GIVEN PROBLEM ▸
Collect each line containing "ylabel".

INPUT ROWS ▸
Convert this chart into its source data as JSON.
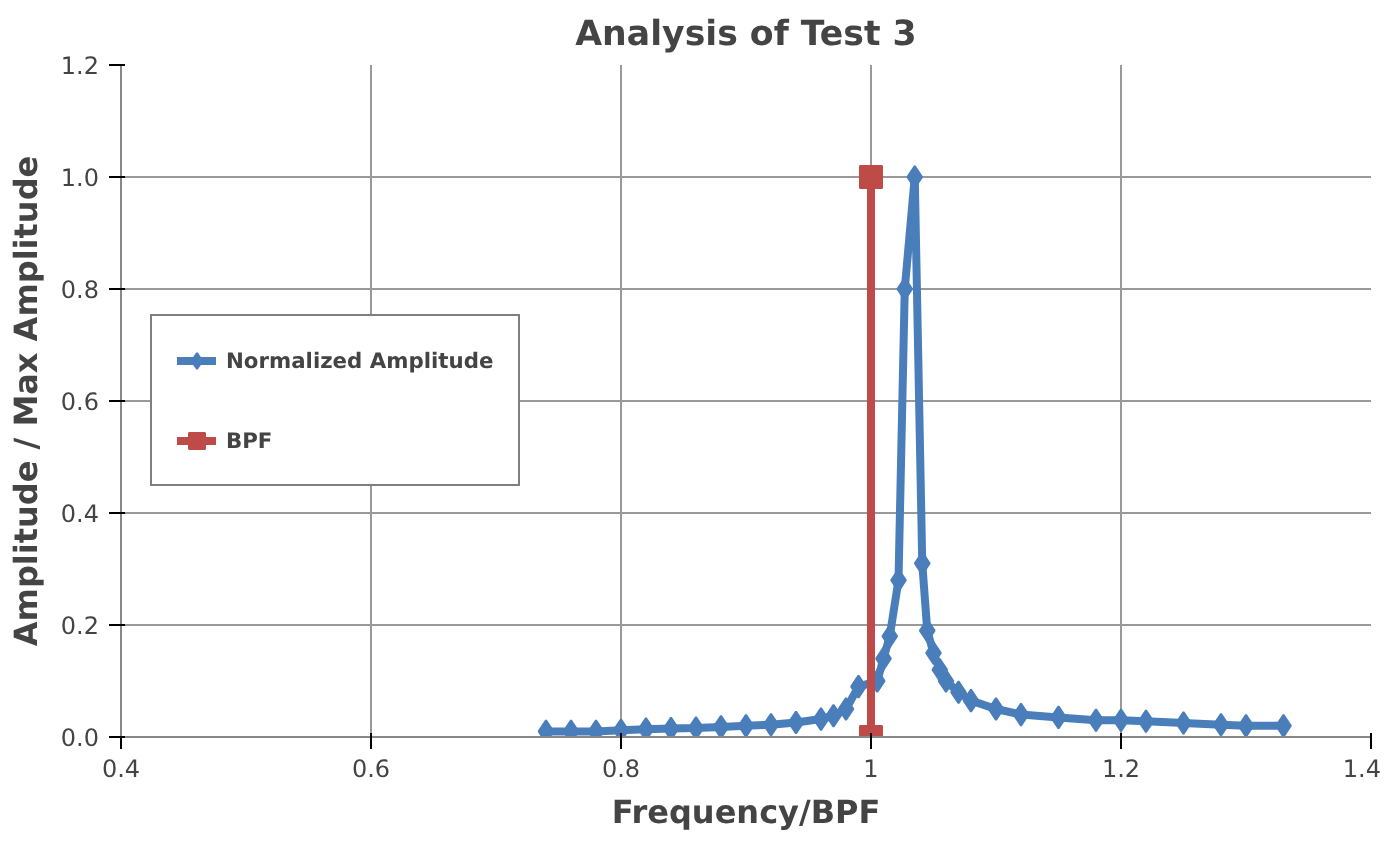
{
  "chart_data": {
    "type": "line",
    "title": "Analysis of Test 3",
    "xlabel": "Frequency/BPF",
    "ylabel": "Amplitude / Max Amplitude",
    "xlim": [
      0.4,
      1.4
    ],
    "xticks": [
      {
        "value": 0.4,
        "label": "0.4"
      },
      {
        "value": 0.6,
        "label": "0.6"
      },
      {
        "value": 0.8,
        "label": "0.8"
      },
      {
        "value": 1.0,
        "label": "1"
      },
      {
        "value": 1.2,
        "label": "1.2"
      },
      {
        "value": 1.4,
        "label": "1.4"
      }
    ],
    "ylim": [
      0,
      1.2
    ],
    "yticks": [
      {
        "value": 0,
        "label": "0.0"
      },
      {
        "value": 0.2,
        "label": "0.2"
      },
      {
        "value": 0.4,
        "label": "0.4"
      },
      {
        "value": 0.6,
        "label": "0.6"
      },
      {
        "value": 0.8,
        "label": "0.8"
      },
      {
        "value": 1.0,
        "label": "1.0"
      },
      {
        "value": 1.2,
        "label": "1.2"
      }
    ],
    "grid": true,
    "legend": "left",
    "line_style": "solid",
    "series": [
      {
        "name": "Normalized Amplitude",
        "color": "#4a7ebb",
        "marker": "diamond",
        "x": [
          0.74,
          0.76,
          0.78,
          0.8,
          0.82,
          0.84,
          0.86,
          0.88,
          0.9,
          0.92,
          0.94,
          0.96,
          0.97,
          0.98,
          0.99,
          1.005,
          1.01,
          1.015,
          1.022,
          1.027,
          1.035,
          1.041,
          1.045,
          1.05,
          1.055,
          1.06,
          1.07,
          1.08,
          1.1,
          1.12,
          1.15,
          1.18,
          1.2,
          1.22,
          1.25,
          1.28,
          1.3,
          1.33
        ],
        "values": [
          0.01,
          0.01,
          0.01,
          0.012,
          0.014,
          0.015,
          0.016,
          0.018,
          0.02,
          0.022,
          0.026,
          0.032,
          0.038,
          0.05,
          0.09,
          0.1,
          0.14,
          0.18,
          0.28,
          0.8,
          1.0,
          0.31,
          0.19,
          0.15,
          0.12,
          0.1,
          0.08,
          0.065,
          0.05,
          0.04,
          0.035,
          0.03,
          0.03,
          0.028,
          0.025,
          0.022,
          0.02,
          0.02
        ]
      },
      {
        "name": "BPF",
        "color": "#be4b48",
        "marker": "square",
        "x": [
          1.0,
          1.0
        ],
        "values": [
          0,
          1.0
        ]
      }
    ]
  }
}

==

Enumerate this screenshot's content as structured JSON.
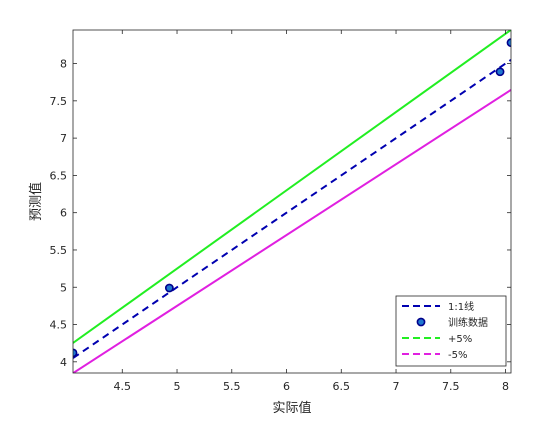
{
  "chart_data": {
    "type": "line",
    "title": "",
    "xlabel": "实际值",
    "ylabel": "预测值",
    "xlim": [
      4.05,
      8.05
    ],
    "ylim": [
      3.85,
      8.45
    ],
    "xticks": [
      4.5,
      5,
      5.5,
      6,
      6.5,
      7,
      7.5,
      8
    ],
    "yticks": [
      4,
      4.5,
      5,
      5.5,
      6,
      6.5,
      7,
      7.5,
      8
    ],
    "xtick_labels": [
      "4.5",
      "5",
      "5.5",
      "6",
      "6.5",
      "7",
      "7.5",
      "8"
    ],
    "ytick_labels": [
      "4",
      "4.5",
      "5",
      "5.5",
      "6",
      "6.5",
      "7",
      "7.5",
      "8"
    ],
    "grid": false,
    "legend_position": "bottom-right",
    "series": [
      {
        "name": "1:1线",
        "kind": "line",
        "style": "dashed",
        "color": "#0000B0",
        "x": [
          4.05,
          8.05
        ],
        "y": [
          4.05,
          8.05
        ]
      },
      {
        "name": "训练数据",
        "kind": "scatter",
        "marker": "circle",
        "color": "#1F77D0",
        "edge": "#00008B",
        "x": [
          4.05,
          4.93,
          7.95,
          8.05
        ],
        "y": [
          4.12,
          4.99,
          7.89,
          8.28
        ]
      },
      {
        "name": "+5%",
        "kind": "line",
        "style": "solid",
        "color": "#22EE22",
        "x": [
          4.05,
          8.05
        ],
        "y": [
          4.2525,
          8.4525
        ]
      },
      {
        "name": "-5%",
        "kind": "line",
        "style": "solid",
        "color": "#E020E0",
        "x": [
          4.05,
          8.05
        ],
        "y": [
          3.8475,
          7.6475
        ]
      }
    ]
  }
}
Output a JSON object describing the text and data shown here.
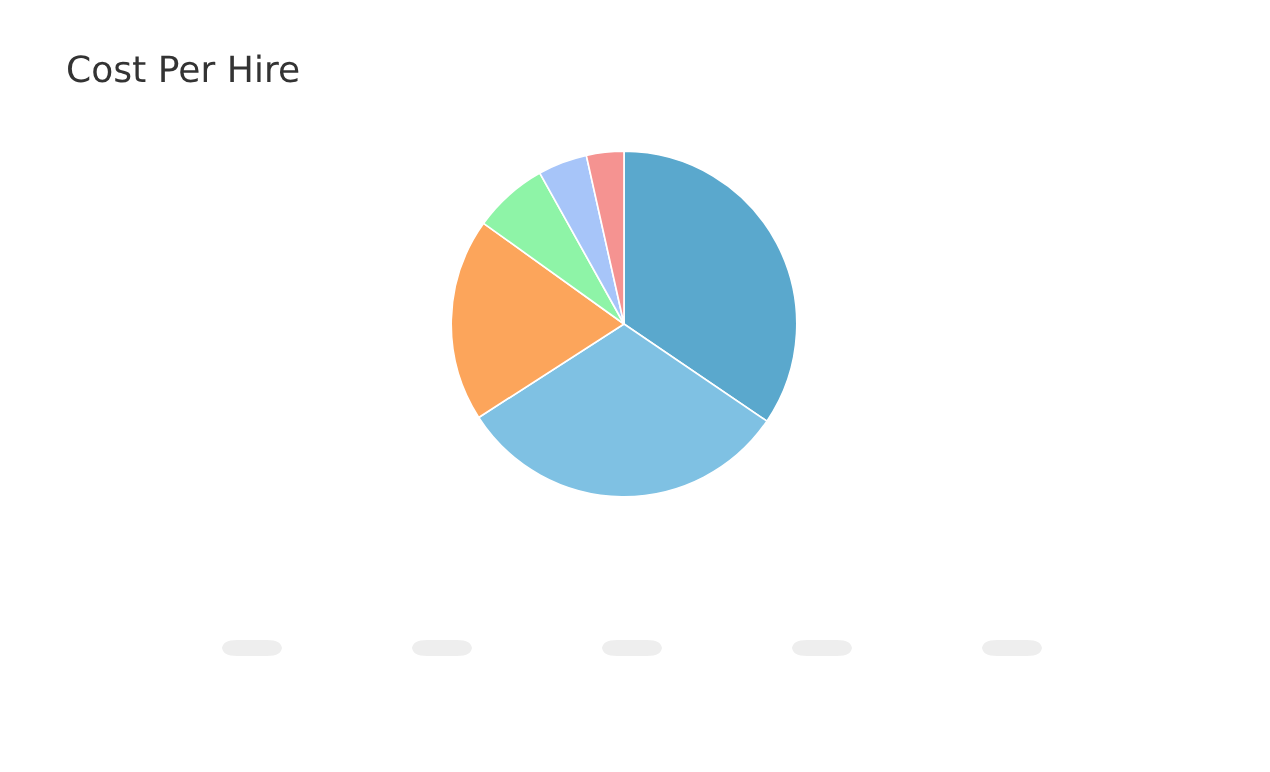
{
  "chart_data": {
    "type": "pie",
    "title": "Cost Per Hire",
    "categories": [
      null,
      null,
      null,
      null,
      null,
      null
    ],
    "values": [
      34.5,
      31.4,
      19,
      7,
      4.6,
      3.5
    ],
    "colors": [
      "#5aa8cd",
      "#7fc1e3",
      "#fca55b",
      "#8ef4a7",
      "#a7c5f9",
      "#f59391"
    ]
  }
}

SOLUTION TO THIS TASK ▸
    "ylabel": "Amplitude / Max Amplitude",
    "ylabel": "预测值",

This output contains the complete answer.